--- start of Supplied material ---

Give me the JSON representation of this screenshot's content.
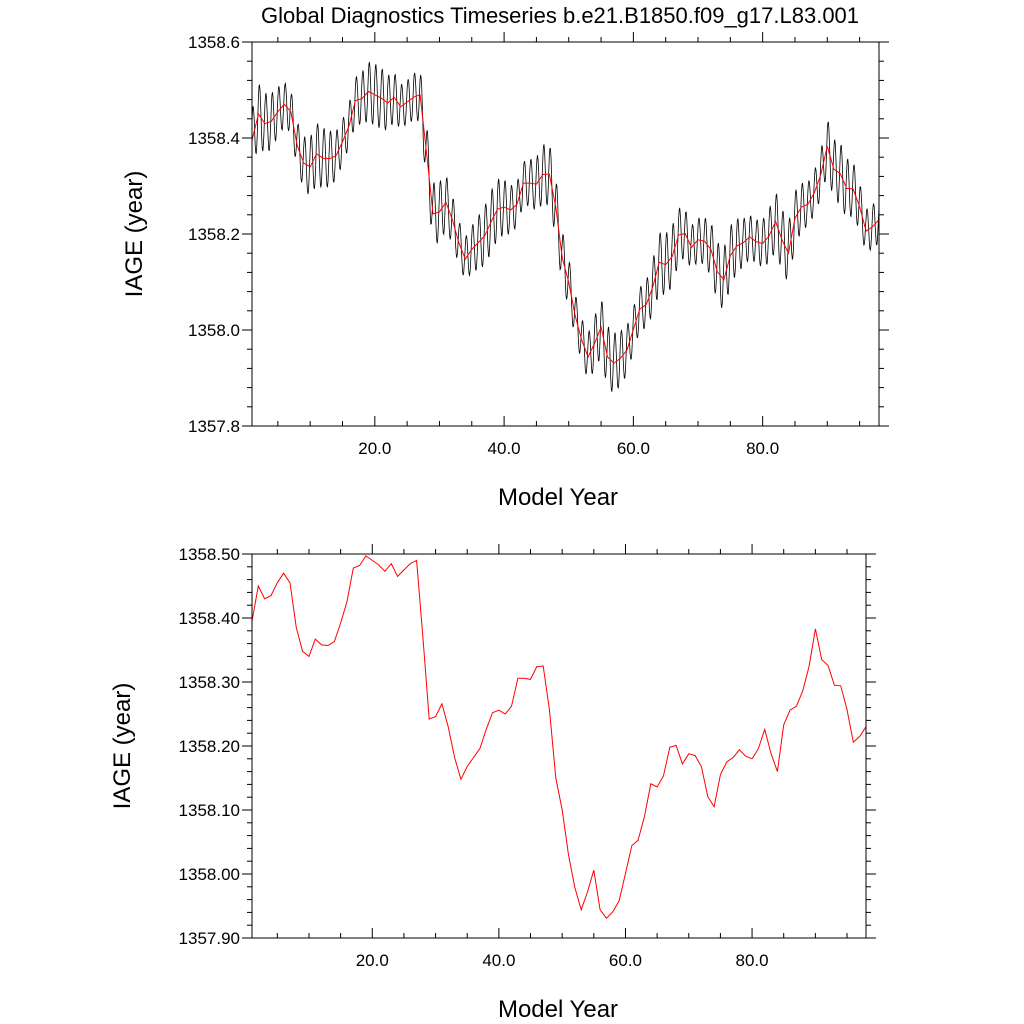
{
  "figure": {
    "title": "Global Diagnostics Timeseries b.e21.B1850.f09_g17.L83.001"
  },
  "chart_data": [
    {
      "type": "line",
      "xlabel": "Model Year",
      "ylabel": "IAGE (year)",
      "xlim": [
        1,
        98
      ],
      "ylim": [
        1357.8,
        1358.6
      ],
      "xticks": [
        20,
        40,
        60,
        80
      ],
      "xtick_labels": [
        "20.0",
        "40.0",
        "60.0",
        "80.0"
      ],
      "yticks": [
        1357.8,
        1358.0,
        1358.2,
        1358.4,
        1358.6
      ],
      "ytick_labels": [
        "1357.8",
        "1358.0",
        "1358.2",
        "1358.4",
        "1358.6"
      ],
      "grid": false,
      "series": [
        {
          "color": "#000000",
          "kind": "monthly",
          "amplitude": 0.065
        },
        {
          "color": "#ff0000",
          "kind": "annual"
        }
      ]
    },
    {
      "type": "line",
      "xlabel": "Model Year",
      "ylabel": "IAGE (year)",
      "xlim": [
        1,
        98
      ],
      "ylim": [
        1357.9,
        1358.5
      ],
      "xticks": [
        20,
        40,
        60,
        80
      ],
      "xtick_labels": [
        "20.0",
        "40.0",
        "60.0",
        "80.0"
      ],
      "yticks": [
        1357.9,
        1358.0,
        1358.1,
        1358.2,
        1358.3,
        1358.4,
        1358.5
      ],
      "ytick_labels": [
        "1357.90",
        "1358.00",
        "1358.10",
        "1358.20",
        "1358.30",
        "1358.40",
        "1358.50"
      ],
      "grid": false,
      "series": [
        {
          "color": "#ff0000",
          "kind": "annual"
        }
      ]
    }
  ],
  "annual": {
    "x": [
      1,
      2,
      3,
      4,
      5,
      6,
      7,
      8,
      9,
      10,
      11,
      12,
      13,
      14,
      15,
      16,
      17,
      18,
      19,
      20,
      21,
      22,
      23,
      24,
      25,
      26,
      27,
      28,
      29,
      30,
      31,
      32,
      33,
      34,
      35,
      36,
      37,
      38,
      39,
      40,
      41,
      42,
      43,
      44,
      45,
      46,
      47,
      48,
      49,
      50,
      51,
      52,
      53,
      54,
      55,
      56,
      57,
      58,
      59,
      60,
      61,
      62,
      63,
      64,
      65,
      66,
      67,
      68,
      69,
      70,
      71,
      72,
      73,
      74,
      75,
      76,
      77,
      78,
      79,
      80,
      81,
      82,
      83,
      84,
      85,
      86,
      87,
      88,
      89,
      90,
      91,
      92,
      93,
      94,
      95,
      96,
      97,
      98
    ],
    "y": [
      1358.395,
      1358.45,
      1358.43,
      1358.435,
      1358.455,
      1358.47,
      1358.455,
      1358.385,
      1358.348,
      1358.34,
      1358.367,
      1358.358,
      1358.357,
      1358.363,
      1358.392,
      1358.425,
      1358.478,
      1358.482,
      1358.497,
      1358.49,
      1358.483,
      1358.473,
      1358.485,
      1358.465,
      1358.475,
      1358.485,
      1358.49,
      1358.37,
      1358.242,
      1358.246,
      1358.266,
      1358.23,
      1358.182,
      1358.148,
      1358.168,
      1358.182,
      1358.196,
      1358.226,
      1358.252,
      1358.256,
      1358.25,
      1358.262,
      1358.306,
      1358.306,
      1358.304,
      1358.324,
      1358.325,
      1358.256,
      1358.15,
      1358.1,
      1358.03,
      1357.979,
      1357.944,
      1357.972,
      1358.006,
      1357.944,
      1357.931,
      1357.941,
      1357.958,
      1358.001,
      1358.044,
      1358.053,
      1358.09,
      1358.141,
      1358.136,
      1358.153,
      1358.198,
      1358.201,
      1358.172,
      1358.188,
      1358.185,
      1358.168,
      1358.121,
      1358.105,
      1358.155,
      1358.175,
      1358.182,
      1358.194,
      1358.184,
      1358.18,
      1358.196,
      1358.226,
      1358.188,
      1358.16,
      1358.233,
      1358.256,
      1358.262,
      1358.286,
      1358.324,
      1358.383,
      1358.335,
      1358.326,
      1358.295,
      1358.294,
      1358.257,
      1358.206,
      1358.215,
      1358.23
    ]
  }
}
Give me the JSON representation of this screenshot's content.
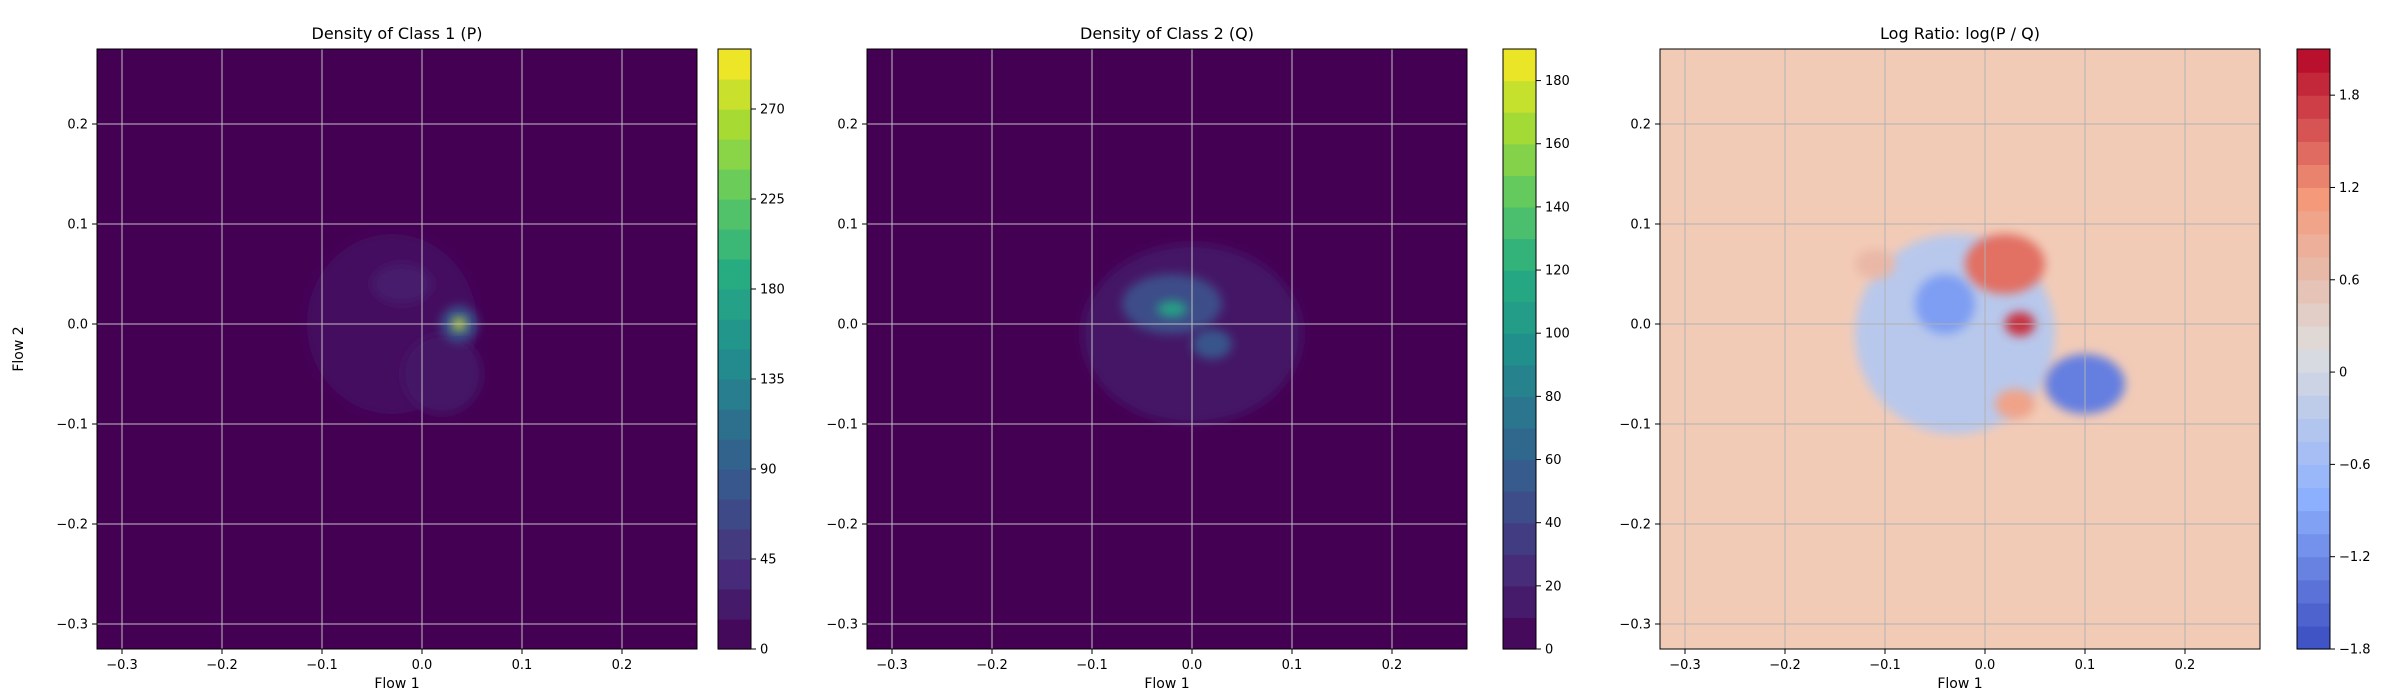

--- end of Supplied material ---

◆ Written exercise ◆
Leave out the pictures and output every record above precisely as given.

◆ Exercise answer ◆
Give me the JSON representation of this screenshot's content.
{
  "figure": {
    "title": "Global Diagnostics Timeseries b.e21.B1850.f09_g17.L83.001"
  },
  "chart_data": [
    {
      "type": "line",
      "xlabel": "Model Year",
      "ylabel": "IAGE (year)",
      "xlim": [
        1,
        98
      ],
      "ylim": [
        1357.8,
        1358.6
      ],
      "xticks": [
        20,
        40,
        60,
        80
      ],
      "xtick_labels": [
        "20.0",
        "40.0",
        "60.0",
        "80.0"
      ],
      "yticks": [
        1357.8,
        1358.0,
        1358.2,
        1358.4,
        1358.6
      ],
      "ytick_labels": [
        "1357.8",
        "1358.0",
        "1358.2",
        "1358.4",
        "1358.6"
      ],
      "grid": false,
      "series": [
        {
          "color": "#000000",
          "kind": "monthly",
          "amplitude": 0.065
        },
        {
          "color": "#ff0000",
          "kind": "annual"
        }
      ]
    },
    {
      "type": "line",
      "xlabel": "Model Year",
      "ylabel": "IAGE (year)",
      "xlim": [
        1,
        98
      ],
      "ylim": [
        1357.9,
        1358.5
      ],
      "xticks": [
        20,
        40,
        60,
        80
      ],
      "xtick_labels": [
        "20.0",
        "40.0",
        "60.0",
        "80.0"
      ],
      "yticks": [
        1357.9,
        1358.0,
        1358.1,
        1358.2,
        1358.3,
        1358.4,
        1358.5
      ],
      "ytick_labels": [
        "1357.90",
        "1358.00",
        "1358.10",
        "1358.20",
        "1358.30",
        "1358.40",
        "1358.50"
      ],
      "grid": false,
      "series": [
        {
          "color": "#ff0000",
          "kind": "annual"
        }
      ]
    }
  ],
  "annual": {
    "x": [
      1,
      2,
      3,
      4,
      5,
      6,
      7,
      8,
      9,
      10,
      11,
      12,
      13,
      14,
      15,
      16,
      17,
      18,
      19,
      20,
      21,
      22,
      23,
      24,
      25,
      26,
      27,
      28,
      29,
      30,
      31,
      32,
      33,
      34,
      35,
      36,
      37,
      38,
      39,
      40,
      41,
      42,
      43,
      44,
      45,
      46,
      47,
      48,
      49,
      50,
      51,
      52,
      53,
      54,
      55,
      56,
      57,
      58,
      59,
      60,
      61,
      62,
      63,
      64,
      65,
      66,
      67,
      68,
      69,
      70,
      71,
      72,
      73,
      74,
      75,
      76,
      77,
      78,
      79,
      80,
      81,
      82,
      83,
      84,
      85,
      86,
      87,
      88,
      89,
      90,
      91,
      92,
      93,
      94,
      95,
      96,
      97,
      98
    ],
    "y": [
      1358.395,
      1358.45,
      1358.43,
      1358.435,
      1358.455,
      1358.47,
      1358.455,
      1358.385,
      1358.348,
      1358.34,
      1358.367,
      1358.358,
      1358.357,
      1358.363,
      1358.392,
      1358.425,
      1358.478,
      1358.482,
      1358.497,
      1358.49,
      1358.483,
      1358.473,
      1358.485,
      1358.465,
      1358.475,
      1358.485,
      1358.49,
      1358.37,
      1358.242,
      1358.246,
      1358.266,
      1358.23,
      1358.182,
      1358.148,
      1358.168,
      1358.182,
      1358.196,
      1358.226,
      1358.252,
      1358.256,
      1358.25,
      1358.262,
      1358.306,
      1358.306,
      1358.304,
      1358.324,
      1358.325,
      1358.256,
      1358.15,
      1358.1,
      1358.03,
      1357.979,
      1357.944,
      1357.972,
      1358.006,
      1357.944,
      1357.931,
      1357.941,
      1357.958,
      1358.001,
      1358.044,
      1358.053,
      1358.09,
      1358.141,
      1358.136,
      1358.153,
      1358.198,
      1358.201,
      1358.172,
      1358.188,
      1358.185,
      1358.168,
      1358.121,
      1358.105,
      1358.155,
      1358.175,
      1358.182,
      1358.194,
      1358.184,
      1358.18,
      1358.196,
      1358.226,
      1358.188,
      1358.16,
      1358.233,
      1358.256,
      1358.262,
      1358.286,
      1358.324,
      1358.383,
      1358.335,
      1358.326,
      1358.295,
      1358.294,
      1358.257,
      1358.206,
      1358.215,
      1358.23
    ]
  }
}
Give me the JSON representation of this screenshot's content.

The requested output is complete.